### TASK TO COMPLETE
Find every line containing the word "Views" in the records below; report only how many there are.

Structured figure records
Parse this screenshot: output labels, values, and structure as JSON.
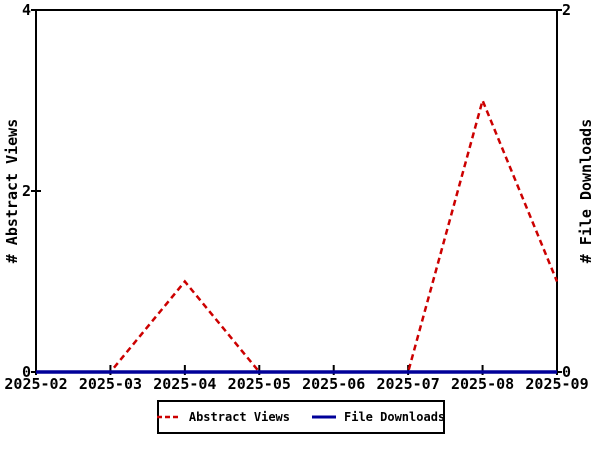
{
  "chart_data": {
    "type": "line",
    "title": "",
    "x": [
      "2025-02",
      "2025-03",
      "2025-04",
      "2025-05",
      "2025-06",
      "2025-07",
      "2025-08",
      "2025-09"
    ],
    "series": [
      {
        "name": "Abstract Views",
        "axis": "left",
        "color": "#cc0000",
        "line_style": "dashed",
        "values": [
          0,
          0,
          1,
          0,
          0,
          0,
          3,
          1
        ]
      },
      {
        "name": "File Downloads",
        "axis": "right",
        "color": "#000099",
        "line_style": "solid",
        "values": [
          0,
          0,
          0,
          0,
          0,
          0,
          0,
          0
        ]
      }
    ],
    "axes": {
      "left": {
        "label": "# Abstract Views",
        "range": [
          0,
          4
        ],
        "ticks": [
          0,
          2,
          4
        ]
      },
      "right": {
        "label": "# File Downloads",
        "range": [
          0,
          2
        ],
        "ticks": [
          0,
          2
        ]
      },
      "bottom": {
        "ticks": [
          "2025-02",
          "2025-03",
          "2025-04",
          "2025-05",
          "2025-06",
          "2025-07",
          "2025-08",
          "2025-09"
        ]
      }
    },
    "grid": false,
    "legend": {
      "position": "bottom-center",
      "entries": [
        "Abstract Views",
        "File Downloads"
      ]
    }
  }
}
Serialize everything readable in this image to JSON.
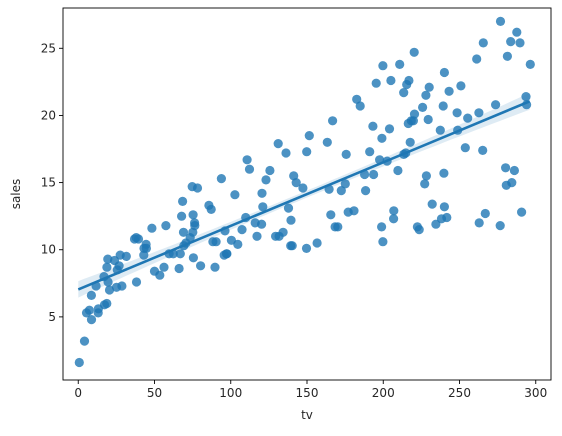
{
  "chart_data": {
    "type": "scatter",
    "title": "",
    "xlabel": "tv",
    "ylabel": "sales",
    "xlim": [
      -10,
      310
    ],
    "ylim": [
      0.3,
      28
    ],
    "xticks": [
      0,
      50,
      100,
      150,
      200,
      250,
      300
    ],
    "yticks": [
      5,
      10,
      15,
      20,
      25
    ],
    "grid": false,
    "point_color": "#1f77b4",
    "regression": {
      "type": "linear",
      "x_start": 0,
      "y_start": 7.05,
      "x_end": 296,
      "y_end": 21.05,
      "ci_color": "#1f77b4"
    },
    "points": [
      [
        0.7,
        1.6
      ],
      [
        4.1,
        3.2
      ],
      [
        5.4,
        5.3
      ],
      [
        7.3,
        5.5
      ],
      [
        8.6,
        6.6
      ],
      [
        8.7,
        4.8
      ],
      [
        11.7,
        7.3
      ],
      [
        13.1,
        5.3
      ],
      [
        13.2,
        5.6
      ],
      [
        16.9,
        8.0
      ],
      [
        17.2,
        5.9
      ],
      [
        18.7,
        6.0
      ],
      [
        18.8,
        8.7
      ],
      [
        19.4,
        9.3
      ],
      [
        19.6,
        7.6
      ],
      [
        20.5,
        7.0
      ],
      [
        23.8,
        9.2
      ],
      [
        25.1,
        7.2
      ],
      [
        25.6,
        8.5
      ],
      [
        26.8,
        8.8
      ],
      [
        27.5,
        9.6
      ],
      [
        28.6,
        7.3
      ],
      [
        31.5,
        9.5
      ],
      [
        36.9,
        10.8
      ],
      [
        38.0,
        10.9
      ],
      [
        38.2,
        7.6
      ],
      [
        39.5,
        10.8
      ],
      [
        43.0,
        9.6
      ],
      [
        43.1,
        10.1
      ],
      [
        44.5,
        10.4
      ],
      [
        44.7,
        10.1
      ],
      [
        48.3,
        11.6
      ],
      [
        50.0,
        8.4
      ],
      [
        53.5,
        8.1
      ],
      [
        56.2,
        8.7
      ],
      [
        57.5,
        11.8
      ],
      [
        59.6,
        9.7
      ],
      [
        62.3,
        9.7
      ],
      [
        66.1,
        8.6
      ],
      [
        66.9,
        9.7
      ],
      [
        67.8,
        12.5
      ],
      [
        68.4,
        13.6
      ],
      [
        69.0,
        11.3
      ],
      [
        69.2,
        10.3
      ],
      [
        70.6,
        10.5
      ],
      [
        73.4,
        10.9
      ],
      [
        74.7,
        14.7
      ],
      [
        75.1,
        11.3
      ],
      [
        75.3,
        12.6
      ],
      [
        75.5,
        9.4
      ],
      [
        76.3,
        12.0
      ],
      [
        76.4,
        11.8
      ],
      [
        78.2,
        14.6
      ],
      [
        80.2,
        8.8
      ],
      [
        85.7,
        13.3
      ],
      [
        87.2,
        13.0
      ],
      [
        88.3,
        10.6
      ],
      [
        89.7,
        8.7
      ],
      [
        90.4,
        10.6
      ],
      [
        93.9,
        15.3
      ],
      [
        95.7,
        9.6
      ],
      [
        96.2,
        11.4
      ],
      [
        97.2,
        9.7
      ],
      [
        97.5,
        9.7
      ],
      [
        100.4,
        10.7
      ],
      [
        102.7,
        14.1
      ],
      [
        104.6,
        10.4
      ],
      [
        107.4,
        11.5
      ],
      [
        109.8,
        12.4
      ],
      [
        110.7,
        16.7
      ],
      [
        112.3,
        16.0
      ],
      [
        116.0,
        12.0
      ],
      [
        117.2,
        11.0
      ],
      [
        120.2,
        11.9
      ],
      [
        120.5,
        14.2
      ],
      [
        121.0,
        13.2
      ],
      [
        123.1,
        15.2
      ],
      [
        125.7,
        15.9
      ],
      [
        129.4,
        11.0
      ],
      [
        131.1,
        17.9
      ],
      [
        131.7,
        11.0
      ],
      [
        134.3,
        11.3
      ],
      [
        136.2,
        17.2
      ],
      [
        137.9,
        13.1
      ],
      [
        139.3,
        10.3
      ],
      [
        139.5,
        12.2
      ],
      [
        140.3,
        10.3
      ],
      [
        141.3,
        15.5
      ],
      [
        142.9,
        15.0
      ],
      [
        147.3,
        14.6
      ],
      [
        149.7,
        10.1
      ],
      [
        149.8,
        17.3
      ],
      [
        151.5,
        18.5
      ],
      [
        156.6,
        10.5
      ],
      [
        163.3,
        18.0
      ],
      [
        164.5,
        14.5
      ],
      [
        165.6,
        12.6
      ],
      [
        166.8,
        19.6
      ],
      [
        168.4,
        11.7
      ],
      [
        170.2,
        11.7
      ],
      [
        172.5,
        14.4
      ],
      [
        175.1,
        14.9
      ],
      [
        175.7,
        17.1
      ],
      [
        177.0,
        12.8
      ],
      [
        180.8,
        12.9
      ],
      [
        182.6,
        21.2
      ],
      [
        184.9,
        20.7
      ],
      [
        187.8,
        15.6
      ],
      [
        188.4,
        14.4
      ],
      [
        191.1,
        17.3
      ],
      [
        193.2,
        19.2
      ],
      [
        193.7,
        15.6
      ],
      [
        195.4,
        22.4
      ],
      [
        197.6,
        16.7
      ],
      [
        198.9,
        11.7
      ],
      [
        199.1,
        18.3
      ],
      [
        199.8,
        10.6
      ],
      [
        199.8,
        23.7
      ],
      [
        202.5,
        16.6
      ],
      [
        204.1,
        19.0
      ],
      [
        205.0,
        22.6
      ],
      [
        206.8,
        12.3
      ],
      [
        206.9,
        12.9
      ],
      [
        209.6,
        15.9
      ],
      [
        210.8,
        23.8
      ],
      [
        213.4,
        21.7
      ],
      [
        213.5,
        17.1
      ],
      [
        214.7,
        17.2
      ],
      [
        215.4,
        22.3
      ],
      [
        216.4,
        19.4
      ],
      [
        216.8,
        22.6
      ],
      [
        217.7,
        18.0
      ],
      [
        218.4,
        19.6
      ],
      [
        219.8,
        19.6
      ],
      [
        220.3,
        24.7
      ],
      [
        220.5,
        20.1
      ],
      [
        222.4,
        11.7
      ],
      [
        223.6,
        11.5
      ],
      [
        225.8,
        20.6
      ],
      [
        227.2,
        14.9
      ],
      [
        228.0,
        21.5
      ],
      [
        228.3,
        15.5
      ],
      [
        229.5,
        19.7
      ],
      [
        230.1,
        22.1
      ],
      [
        232.1,
        13.4
      ],
      [
        234.5,
        11.9
      ],
      [
        237.4,
        18.9
      ],
      [
        238.2,
        12.3
      ],
      [
        239.3,
        20.7
      ],
      [
        239.8,
        15.7
      ],
      [
        240.1,
        23.2
      ],
      [
        240.1,
        13.2
      ],
      [
        241.7,
        12.4
      ],
      [
        243.2,
        21.8
      ],
      [
        248.4,
        20.2
      ],
      [
        248.8,
        18.9
      ],
      [
        250.9,
        22.2
      ],
      [
        253.8,
        17.6
      ],
      [
        255.4,
        19.8
      ],
      [
        261.3,
        24.2
      ],
      [
        262.9,
        12.0
      ],
      [
        262.7,
        20.2
      ],
      [
        265.2,
        17.4
      ],
      [
        265.6,
        25.4
      ],
      [
        266.9,
        12.7
      ],
      [
        273.7,
        20.8
      ],
      [
        276.7,
        11.8
      ],
      [
        276.9,
        27.0
      ],
      [
        280.2,
        16.1
      ],
      [
        280.7,
        14.8
      ],
      [
        281.4,
        24.4
      ],
      [
        283.6,
        25.5
      ],
      [
        284.3,
        15.0
      ],
      [
        286.0,
        15.9
      ],
      [
        287.6,
        26.2
      ],
      [
        289.7,
        25.4
      ],
      [
        290.7,
        12.8
      ],
      [
        293.6,
        21.4
      ],
      [
        294.0,
        20.8
      ],
      [
        296.4,
        23.8
      ]
    ]
  }
}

### WORKED SOLUTION
3